** Start of Record set **
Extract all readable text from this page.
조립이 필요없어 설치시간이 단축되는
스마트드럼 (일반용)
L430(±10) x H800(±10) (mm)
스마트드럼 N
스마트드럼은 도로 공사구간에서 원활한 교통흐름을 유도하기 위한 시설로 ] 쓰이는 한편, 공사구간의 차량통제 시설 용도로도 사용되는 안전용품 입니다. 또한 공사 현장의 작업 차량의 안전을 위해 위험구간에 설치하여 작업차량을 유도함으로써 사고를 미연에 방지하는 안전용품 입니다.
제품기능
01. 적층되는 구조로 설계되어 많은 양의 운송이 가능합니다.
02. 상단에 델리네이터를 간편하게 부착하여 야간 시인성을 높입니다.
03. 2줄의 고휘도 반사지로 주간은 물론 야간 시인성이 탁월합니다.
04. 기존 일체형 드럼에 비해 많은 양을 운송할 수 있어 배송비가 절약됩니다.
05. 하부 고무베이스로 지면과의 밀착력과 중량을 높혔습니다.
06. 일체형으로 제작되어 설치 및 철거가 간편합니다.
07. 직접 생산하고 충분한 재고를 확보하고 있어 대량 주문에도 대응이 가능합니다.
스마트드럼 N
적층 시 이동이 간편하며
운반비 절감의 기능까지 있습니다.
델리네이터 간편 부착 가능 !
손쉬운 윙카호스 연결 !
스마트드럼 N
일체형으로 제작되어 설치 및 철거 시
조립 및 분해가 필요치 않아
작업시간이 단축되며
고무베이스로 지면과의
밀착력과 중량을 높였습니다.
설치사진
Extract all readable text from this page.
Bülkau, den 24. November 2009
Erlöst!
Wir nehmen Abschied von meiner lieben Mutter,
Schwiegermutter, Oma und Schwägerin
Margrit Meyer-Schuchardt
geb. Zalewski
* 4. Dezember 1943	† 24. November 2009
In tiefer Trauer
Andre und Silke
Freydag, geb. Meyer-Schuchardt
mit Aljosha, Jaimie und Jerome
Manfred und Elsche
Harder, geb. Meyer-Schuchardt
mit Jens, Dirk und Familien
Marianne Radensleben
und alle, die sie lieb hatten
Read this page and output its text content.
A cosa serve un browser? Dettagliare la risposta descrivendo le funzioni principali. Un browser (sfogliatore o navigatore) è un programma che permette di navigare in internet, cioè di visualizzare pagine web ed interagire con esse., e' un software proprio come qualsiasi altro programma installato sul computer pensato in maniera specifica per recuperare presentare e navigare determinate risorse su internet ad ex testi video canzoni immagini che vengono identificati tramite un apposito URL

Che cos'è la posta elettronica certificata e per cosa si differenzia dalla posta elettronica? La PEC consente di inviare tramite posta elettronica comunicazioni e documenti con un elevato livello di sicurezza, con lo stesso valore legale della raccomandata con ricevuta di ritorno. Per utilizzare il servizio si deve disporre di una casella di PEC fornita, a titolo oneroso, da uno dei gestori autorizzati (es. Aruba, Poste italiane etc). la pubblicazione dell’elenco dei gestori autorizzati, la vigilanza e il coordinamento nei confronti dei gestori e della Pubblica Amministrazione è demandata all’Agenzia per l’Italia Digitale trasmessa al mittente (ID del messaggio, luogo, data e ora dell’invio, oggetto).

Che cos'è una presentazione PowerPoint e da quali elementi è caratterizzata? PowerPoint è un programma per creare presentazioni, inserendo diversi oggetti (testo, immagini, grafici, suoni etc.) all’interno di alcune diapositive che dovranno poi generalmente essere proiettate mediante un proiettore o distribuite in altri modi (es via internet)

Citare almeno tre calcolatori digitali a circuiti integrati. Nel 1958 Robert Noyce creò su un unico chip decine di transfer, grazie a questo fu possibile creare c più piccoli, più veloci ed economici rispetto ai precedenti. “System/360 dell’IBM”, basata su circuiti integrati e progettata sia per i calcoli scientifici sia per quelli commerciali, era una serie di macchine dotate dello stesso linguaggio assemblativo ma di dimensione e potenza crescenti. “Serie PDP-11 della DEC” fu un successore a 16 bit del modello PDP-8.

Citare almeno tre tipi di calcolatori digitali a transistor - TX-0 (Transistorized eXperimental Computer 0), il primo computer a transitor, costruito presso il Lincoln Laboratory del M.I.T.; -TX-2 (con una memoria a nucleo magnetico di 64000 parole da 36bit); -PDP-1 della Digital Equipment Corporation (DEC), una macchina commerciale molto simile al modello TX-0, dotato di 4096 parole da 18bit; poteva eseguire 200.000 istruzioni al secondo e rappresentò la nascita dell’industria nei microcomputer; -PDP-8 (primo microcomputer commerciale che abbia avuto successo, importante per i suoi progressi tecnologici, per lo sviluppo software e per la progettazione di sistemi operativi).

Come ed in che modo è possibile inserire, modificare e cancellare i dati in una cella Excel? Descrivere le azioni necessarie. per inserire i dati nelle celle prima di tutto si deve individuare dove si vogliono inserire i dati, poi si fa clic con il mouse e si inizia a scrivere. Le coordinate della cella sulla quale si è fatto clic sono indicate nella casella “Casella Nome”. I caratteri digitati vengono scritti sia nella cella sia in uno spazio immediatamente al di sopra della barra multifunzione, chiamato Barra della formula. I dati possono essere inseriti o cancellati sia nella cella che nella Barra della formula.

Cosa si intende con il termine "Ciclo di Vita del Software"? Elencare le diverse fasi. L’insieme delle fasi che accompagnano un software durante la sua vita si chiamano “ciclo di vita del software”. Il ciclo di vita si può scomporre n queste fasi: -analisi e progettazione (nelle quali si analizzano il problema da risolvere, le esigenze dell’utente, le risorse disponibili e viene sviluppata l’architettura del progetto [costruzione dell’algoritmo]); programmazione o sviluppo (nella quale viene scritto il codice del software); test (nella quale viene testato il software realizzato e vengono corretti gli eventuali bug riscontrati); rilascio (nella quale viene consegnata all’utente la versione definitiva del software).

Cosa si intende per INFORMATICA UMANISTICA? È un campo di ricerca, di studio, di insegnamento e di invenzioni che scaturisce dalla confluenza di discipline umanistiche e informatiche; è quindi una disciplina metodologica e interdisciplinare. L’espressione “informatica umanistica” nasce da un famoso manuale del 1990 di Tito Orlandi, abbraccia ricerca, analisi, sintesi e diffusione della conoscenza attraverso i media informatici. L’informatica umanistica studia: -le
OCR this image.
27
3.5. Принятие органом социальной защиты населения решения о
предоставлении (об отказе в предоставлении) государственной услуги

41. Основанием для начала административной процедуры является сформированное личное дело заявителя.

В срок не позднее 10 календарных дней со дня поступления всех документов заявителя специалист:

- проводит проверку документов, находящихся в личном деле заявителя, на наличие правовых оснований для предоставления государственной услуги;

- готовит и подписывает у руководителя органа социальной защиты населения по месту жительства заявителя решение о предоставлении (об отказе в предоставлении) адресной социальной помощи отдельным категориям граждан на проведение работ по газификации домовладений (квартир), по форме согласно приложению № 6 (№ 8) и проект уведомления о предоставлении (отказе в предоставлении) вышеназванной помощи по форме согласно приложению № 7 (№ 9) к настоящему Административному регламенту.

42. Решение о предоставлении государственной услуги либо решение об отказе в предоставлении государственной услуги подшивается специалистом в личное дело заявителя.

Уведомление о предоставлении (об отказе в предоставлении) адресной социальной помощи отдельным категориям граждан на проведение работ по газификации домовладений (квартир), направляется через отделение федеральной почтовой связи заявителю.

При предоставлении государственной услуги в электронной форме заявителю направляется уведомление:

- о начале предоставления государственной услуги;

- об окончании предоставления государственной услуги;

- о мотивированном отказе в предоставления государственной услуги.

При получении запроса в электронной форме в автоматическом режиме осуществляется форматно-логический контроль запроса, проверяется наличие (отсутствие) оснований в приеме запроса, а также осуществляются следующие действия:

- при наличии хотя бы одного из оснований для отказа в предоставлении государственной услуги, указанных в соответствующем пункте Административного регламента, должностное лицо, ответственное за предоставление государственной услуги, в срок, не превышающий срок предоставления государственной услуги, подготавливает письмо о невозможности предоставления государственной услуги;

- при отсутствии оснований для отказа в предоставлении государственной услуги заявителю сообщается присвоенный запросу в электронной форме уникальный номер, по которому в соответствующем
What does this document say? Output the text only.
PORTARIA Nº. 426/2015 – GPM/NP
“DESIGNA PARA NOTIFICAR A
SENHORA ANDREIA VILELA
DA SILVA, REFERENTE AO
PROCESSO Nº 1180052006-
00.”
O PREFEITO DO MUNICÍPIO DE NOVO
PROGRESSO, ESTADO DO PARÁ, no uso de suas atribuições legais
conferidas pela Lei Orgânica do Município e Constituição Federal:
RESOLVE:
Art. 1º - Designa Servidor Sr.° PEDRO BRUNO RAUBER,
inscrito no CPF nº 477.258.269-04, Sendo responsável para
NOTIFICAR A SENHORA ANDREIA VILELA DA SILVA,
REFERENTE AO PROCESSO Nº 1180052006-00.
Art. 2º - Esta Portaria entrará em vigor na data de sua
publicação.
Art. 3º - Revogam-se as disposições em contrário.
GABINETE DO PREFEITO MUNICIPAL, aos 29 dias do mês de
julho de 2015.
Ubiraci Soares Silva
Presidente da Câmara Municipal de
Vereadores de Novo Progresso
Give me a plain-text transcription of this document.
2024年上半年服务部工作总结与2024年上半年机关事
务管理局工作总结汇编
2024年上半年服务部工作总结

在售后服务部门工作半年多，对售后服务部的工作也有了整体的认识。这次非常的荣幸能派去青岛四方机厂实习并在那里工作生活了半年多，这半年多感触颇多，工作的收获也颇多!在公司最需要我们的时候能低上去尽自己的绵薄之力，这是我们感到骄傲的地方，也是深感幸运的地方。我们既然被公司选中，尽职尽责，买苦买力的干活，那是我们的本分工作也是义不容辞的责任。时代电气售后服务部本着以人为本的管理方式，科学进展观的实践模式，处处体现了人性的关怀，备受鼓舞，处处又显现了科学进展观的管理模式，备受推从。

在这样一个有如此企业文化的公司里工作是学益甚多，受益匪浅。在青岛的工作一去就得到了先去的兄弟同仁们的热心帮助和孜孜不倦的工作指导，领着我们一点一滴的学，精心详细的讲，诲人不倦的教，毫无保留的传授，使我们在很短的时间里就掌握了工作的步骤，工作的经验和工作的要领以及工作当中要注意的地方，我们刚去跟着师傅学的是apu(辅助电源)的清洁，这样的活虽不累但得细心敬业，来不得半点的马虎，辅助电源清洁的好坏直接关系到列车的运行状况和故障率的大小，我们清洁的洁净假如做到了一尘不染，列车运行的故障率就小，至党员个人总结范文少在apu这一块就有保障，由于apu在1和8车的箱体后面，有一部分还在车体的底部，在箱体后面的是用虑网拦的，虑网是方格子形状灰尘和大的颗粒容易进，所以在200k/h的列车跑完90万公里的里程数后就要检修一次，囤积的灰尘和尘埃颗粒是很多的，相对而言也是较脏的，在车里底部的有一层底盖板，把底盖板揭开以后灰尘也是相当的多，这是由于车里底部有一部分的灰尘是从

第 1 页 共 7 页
** End of Record set **
• _What needs to be done_
Check each line above for the word "지면과의" and copy the ones that have it.

• _Correct result_
05. 하부 고무베이스로 지면과의 밀착력과 중량을 높혔습니다.
고무베이스로 지면과의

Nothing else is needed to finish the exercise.